### WHAT THIS TASK INVOLVES:
Arrange the items, from the start of the items through the line containing "The opening 66 is at (315, 507).", as a two-column CSV with the headers "text" and "answer" and one row per item. Put each field in quotation marks, replace its line breaks with spaces, and leave the pictures out.

### Data records:
§ §
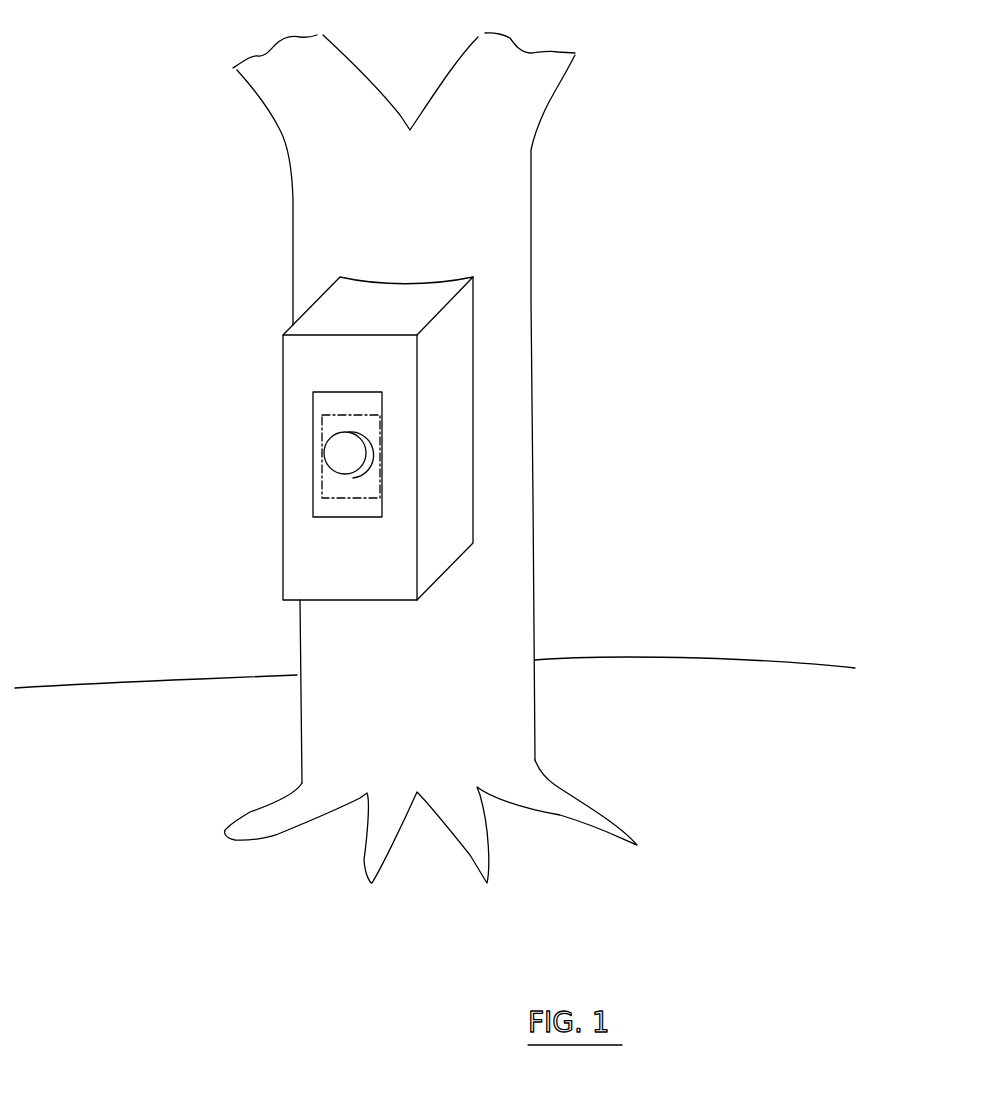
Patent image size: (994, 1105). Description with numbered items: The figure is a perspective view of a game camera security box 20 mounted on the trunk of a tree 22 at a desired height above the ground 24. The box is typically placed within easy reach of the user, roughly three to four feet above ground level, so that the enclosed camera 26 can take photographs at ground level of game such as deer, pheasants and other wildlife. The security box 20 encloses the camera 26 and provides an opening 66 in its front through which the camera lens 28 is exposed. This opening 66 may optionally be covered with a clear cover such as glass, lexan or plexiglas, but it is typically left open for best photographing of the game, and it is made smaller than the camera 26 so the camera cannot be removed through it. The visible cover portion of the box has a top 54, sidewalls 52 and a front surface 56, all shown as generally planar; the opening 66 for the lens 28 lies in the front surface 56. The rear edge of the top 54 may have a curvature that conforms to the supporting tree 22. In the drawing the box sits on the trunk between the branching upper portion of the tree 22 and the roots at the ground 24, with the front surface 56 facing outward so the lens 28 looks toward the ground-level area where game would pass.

The security box 20 is at (386, 444).
The tree 22 is at (522, 615).
The ground 24 is at (722, 750).
The camera 26 is at (370, 428).
The camera lens 28 is at (340, 458).
The sidewalls 52 is at (462, 348).
The top 54 is at (382, 303).
The front surface 56 is at (353, 575).
The opening 66 is at (315, 507).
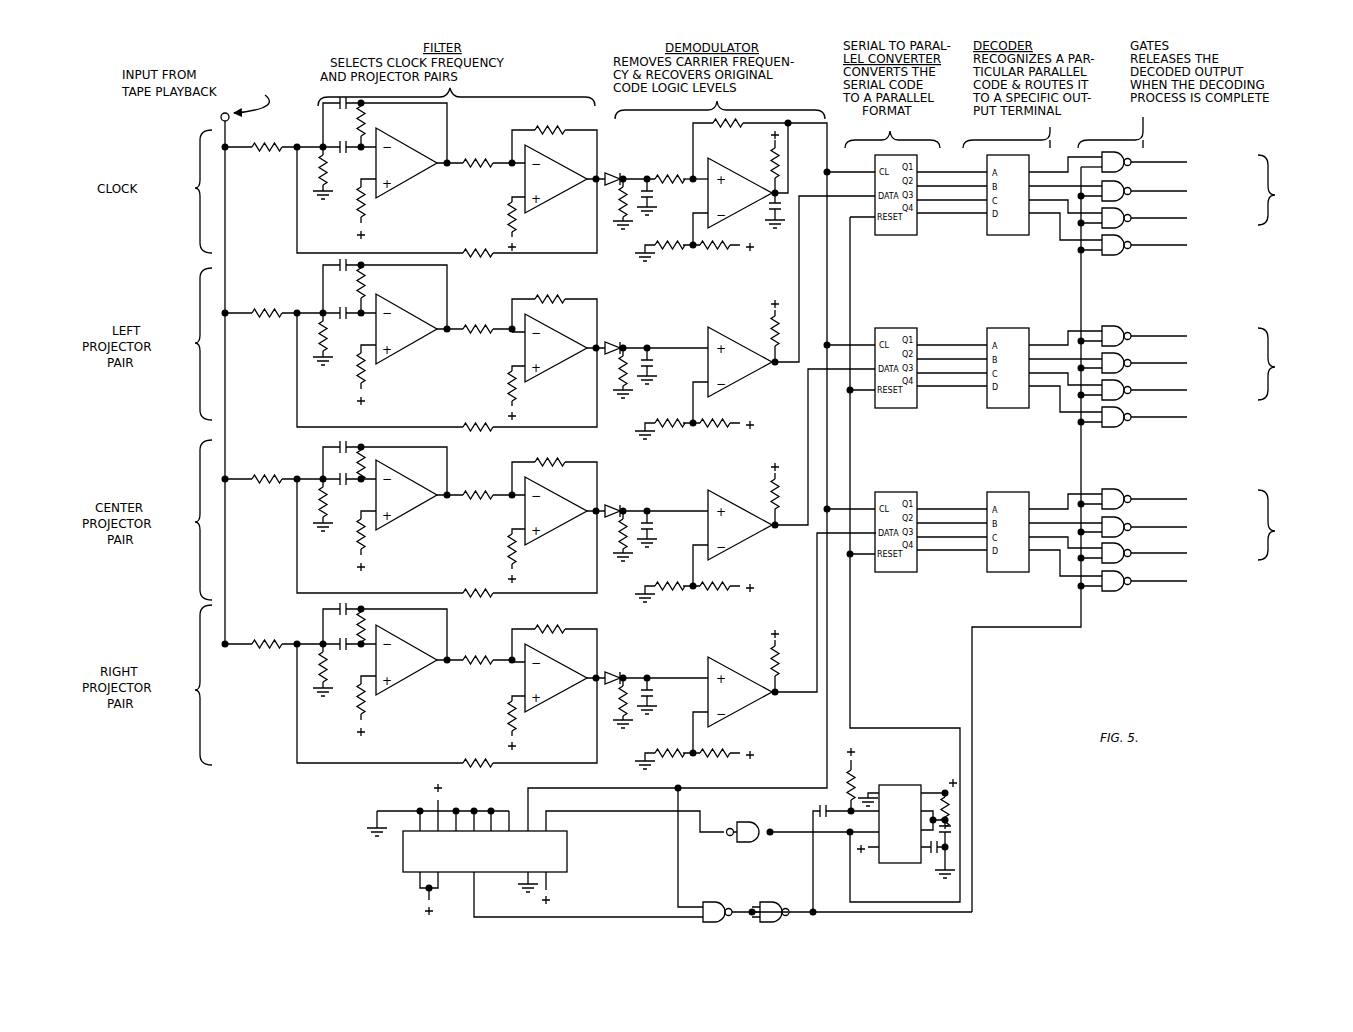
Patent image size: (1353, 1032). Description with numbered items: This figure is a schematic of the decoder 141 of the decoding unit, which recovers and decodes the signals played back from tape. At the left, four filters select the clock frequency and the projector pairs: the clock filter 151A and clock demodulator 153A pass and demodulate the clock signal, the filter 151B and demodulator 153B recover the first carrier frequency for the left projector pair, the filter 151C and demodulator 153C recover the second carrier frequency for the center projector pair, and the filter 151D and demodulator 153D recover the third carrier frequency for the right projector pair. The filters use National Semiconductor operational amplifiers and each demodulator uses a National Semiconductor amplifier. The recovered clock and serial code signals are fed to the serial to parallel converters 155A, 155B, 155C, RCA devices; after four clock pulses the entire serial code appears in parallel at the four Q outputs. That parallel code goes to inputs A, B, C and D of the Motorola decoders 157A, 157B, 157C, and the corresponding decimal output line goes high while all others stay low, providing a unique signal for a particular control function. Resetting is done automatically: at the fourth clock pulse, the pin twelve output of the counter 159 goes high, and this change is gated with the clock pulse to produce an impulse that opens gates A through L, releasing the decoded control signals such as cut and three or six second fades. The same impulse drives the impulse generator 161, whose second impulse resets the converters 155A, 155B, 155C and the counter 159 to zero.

The decoder 141 is at (1288, 151).
The clock filter 151A is at (493, 123).
The filter 151B is at (555, 286).
The filter 151C is at (548, 450).
The filter 151D is at (557, 613).
The clock demodulator 153A is at (738, 124).
The demodulator 153B is at (731, 318).
The demodulator 153C is at (731, 486).
The demodulator 153D is at (733, 652).
The serial to parallel converter 155A is at (921, 168).
The serial to parallel converter 155B is at (931, 321).
The serial to parallel converter 155C is at (926, 484).
The decoder 157A is at (968, 240).
The decoder 157B is at (1023, 321).
The decoder 157C is at (1019, 486).
The counter 159 is at (402, 862).
The impulse generator 161 is at (905, 784).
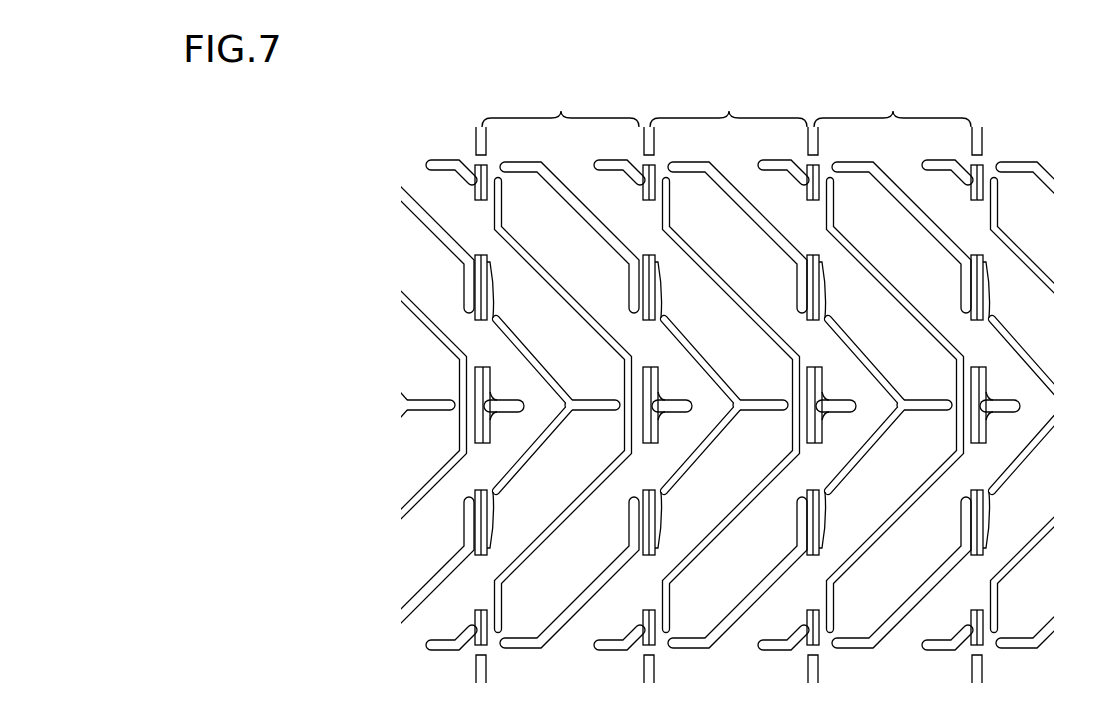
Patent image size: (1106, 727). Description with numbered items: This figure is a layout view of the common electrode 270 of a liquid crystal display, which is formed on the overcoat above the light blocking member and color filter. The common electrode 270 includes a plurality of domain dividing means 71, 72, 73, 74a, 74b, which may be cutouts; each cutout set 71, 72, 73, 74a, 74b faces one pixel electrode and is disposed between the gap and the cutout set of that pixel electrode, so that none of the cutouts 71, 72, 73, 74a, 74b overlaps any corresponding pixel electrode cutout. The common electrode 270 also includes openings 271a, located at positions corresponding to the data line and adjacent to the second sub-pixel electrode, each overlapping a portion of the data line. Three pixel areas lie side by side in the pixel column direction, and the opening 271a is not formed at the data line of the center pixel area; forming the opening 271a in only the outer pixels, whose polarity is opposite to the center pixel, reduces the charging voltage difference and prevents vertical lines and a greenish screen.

The common electrode 270 is at (829, 90).
The opening 271a is at (474, 180).
The domain dividing means 71 is at (503, 423).
The domain dividing means 72 is at (495, 332).
The domain dividing means 73 is at (520, 243).
The domain dividing means 74a is at (586, 202).
The domain dividing means 74b is at (580, 612).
§ §
### TASK SOLUTION:
text,answer
"Patent image size: (994, 1105). Description with numbered items: The figure is a perspective view of a game camera security box 20 mounted on the trunk of a tree 22 at a desired height above the ground 24. The box is typically placed within easy reach of the user, roughly three to four feet above ground level, so that the enclosed camera 26 can take photographs at ground level of game such as deer, pheasants and other wildlife. The security box 20 encloses the camera 26 and provides an opening 66 in its front through which the camera lens 28 is exposed. This opening 66 may optionally be covered with a clear cover such as glass, lexan or plexiglas, but it is typically left open for best photographing of the game, and it is made smaller than the camera 26 so the camera cannot be removed through it. The visible cover portion of the box has a top 54, sidewalls 52 and a front surface 56, all shown as generally planar; the opening 66 for the lens 28 lies in the front surface 56. The rear edge of the top 54 may have a curvature that conforms to the supporting tree 22. In the drawing the box sits on the trunk between the branching upper portion of the tree 22 and the roots at the ground 24, with the front surface 56 facing outward so the lens 28 looks toward the ground-level area where game would pass.","The security box 20 is at (386, 444). The tree 22 is at (522, 615). The ground 24 is at (722, 750). The camera 26 is at (370, 428). The camera lens 28 is at (340, 458). The sidewalls 52 is at (462, 348). The top 54 is at (382, 303). The front surface 56 is at (353, 575). The opening 66 is at (315, 507)."